Written task: Note each line where "apparater" appears, and copy it.

Stored records:
------------------------------
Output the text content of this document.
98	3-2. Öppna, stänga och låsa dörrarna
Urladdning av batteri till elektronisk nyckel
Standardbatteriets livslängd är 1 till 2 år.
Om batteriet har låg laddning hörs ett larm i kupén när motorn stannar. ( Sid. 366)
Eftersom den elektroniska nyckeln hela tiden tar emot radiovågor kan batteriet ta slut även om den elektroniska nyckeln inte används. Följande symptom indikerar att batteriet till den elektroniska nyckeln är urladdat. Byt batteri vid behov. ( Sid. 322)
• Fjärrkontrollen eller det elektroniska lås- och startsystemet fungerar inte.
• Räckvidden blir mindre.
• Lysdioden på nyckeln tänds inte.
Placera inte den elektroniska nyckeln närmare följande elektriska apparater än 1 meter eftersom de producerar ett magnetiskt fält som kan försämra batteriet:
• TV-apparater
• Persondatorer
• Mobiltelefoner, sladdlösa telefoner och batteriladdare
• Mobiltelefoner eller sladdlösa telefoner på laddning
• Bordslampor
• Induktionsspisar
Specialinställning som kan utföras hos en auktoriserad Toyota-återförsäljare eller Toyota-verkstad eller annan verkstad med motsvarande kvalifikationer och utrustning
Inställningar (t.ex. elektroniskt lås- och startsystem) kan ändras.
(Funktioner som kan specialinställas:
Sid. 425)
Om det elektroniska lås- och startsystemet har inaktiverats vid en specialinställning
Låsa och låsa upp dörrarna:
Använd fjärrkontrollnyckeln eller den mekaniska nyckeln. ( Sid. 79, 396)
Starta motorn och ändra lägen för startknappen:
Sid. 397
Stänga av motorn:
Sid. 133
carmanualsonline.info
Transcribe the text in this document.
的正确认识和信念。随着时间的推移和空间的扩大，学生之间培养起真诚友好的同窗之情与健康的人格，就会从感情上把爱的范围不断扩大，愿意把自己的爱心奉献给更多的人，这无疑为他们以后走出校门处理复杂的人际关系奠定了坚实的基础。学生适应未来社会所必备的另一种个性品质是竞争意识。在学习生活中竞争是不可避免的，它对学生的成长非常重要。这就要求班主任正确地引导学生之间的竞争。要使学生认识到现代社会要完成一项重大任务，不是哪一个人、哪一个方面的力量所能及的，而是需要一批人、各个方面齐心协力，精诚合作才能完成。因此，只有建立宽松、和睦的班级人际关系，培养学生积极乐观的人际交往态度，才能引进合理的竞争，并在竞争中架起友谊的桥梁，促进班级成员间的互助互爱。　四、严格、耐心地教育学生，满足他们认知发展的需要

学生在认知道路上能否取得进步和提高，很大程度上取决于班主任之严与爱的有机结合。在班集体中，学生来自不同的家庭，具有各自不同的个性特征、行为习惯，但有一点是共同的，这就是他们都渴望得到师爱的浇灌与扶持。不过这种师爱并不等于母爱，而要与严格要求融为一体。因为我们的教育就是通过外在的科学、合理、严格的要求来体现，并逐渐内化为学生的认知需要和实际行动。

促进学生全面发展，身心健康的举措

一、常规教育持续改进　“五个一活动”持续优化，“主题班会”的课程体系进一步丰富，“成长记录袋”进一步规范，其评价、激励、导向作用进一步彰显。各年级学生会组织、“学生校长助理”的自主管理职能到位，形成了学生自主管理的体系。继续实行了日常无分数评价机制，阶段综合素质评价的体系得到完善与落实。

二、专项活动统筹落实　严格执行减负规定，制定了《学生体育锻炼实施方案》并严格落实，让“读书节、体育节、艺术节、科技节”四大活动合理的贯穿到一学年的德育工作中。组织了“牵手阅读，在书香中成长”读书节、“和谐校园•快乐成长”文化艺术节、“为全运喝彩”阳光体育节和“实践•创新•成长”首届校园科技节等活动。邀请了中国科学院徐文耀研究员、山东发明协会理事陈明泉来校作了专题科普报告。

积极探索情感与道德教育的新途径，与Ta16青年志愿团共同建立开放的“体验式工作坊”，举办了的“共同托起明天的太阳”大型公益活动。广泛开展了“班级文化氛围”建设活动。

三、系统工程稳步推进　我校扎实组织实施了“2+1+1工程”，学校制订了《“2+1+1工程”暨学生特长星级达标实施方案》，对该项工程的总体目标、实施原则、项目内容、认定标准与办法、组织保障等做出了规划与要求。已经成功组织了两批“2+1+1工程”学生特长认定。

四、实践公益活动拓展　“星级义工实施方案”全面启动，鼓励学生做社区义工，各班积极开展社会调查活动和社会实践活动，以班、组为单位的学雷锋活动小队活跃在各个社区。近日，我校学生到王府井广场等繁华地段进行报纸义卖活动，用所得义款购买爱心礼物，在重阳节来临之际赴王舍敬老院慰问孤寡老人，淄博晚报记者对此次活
------------------------------
Finished task:
Placera inte den elektroniska nyckeln närmare följande elektriska apparater än 1 meter eftersom de producerar ett magnetiskt fält som kan försämra batteriet:
• TV-apparater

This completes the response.